Copy every line of the following data that includes the string "luôn".

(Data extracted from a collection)
----------

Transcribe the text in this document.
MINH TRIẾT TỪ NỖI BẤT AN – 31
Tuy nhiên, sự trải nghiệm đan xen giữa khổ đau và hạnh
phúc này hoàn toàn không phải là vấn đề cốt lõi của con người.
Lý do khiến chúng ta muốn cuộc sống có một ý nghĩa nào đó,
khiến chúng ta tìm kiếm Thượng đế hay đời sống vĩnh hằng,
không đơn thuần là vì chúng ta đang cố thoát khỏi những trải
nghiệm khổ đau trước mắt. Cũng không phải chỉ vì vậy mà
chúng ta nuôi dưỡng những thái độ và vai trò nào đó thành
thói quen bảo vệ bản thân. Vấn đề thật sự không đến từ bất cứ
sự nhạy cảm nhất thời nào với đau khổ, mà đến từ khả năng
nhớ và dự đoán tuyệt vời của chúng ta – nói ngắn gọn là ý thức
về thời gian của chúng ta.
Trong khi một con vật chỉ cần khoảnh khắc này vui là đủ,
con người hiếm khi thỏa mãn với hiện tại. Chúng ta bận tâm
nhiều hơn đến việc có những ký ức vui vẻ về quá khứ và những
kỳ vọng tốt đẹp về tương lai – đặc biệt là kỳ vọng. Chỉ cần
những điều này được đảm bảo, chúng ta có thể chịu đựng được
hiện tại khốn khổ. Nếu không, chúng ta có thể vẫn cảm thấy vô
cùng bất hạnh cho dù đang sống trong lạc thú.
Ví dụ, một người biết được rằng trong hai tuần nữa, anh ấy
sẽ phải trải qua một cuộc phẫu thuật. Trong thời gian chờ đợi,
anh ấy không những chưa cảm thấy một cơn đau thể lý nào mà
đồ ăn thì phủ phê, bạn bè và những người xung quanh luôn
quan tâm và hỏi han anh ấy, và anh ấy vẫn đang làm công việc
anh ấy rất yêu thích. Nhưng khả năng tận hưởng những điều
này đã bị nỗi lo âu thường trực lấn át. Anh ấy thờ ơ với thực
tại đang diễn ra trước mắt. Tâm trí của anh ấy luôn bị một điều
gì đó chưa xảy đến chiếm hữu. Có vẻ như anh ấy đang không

----------

* Solution to the problem
đồ ăn thì phủ phê, bạn bè và những người xung quanh luôn
tại đang diễn ra trước mắt. Tâm trí của anh ấy luôn bị một điều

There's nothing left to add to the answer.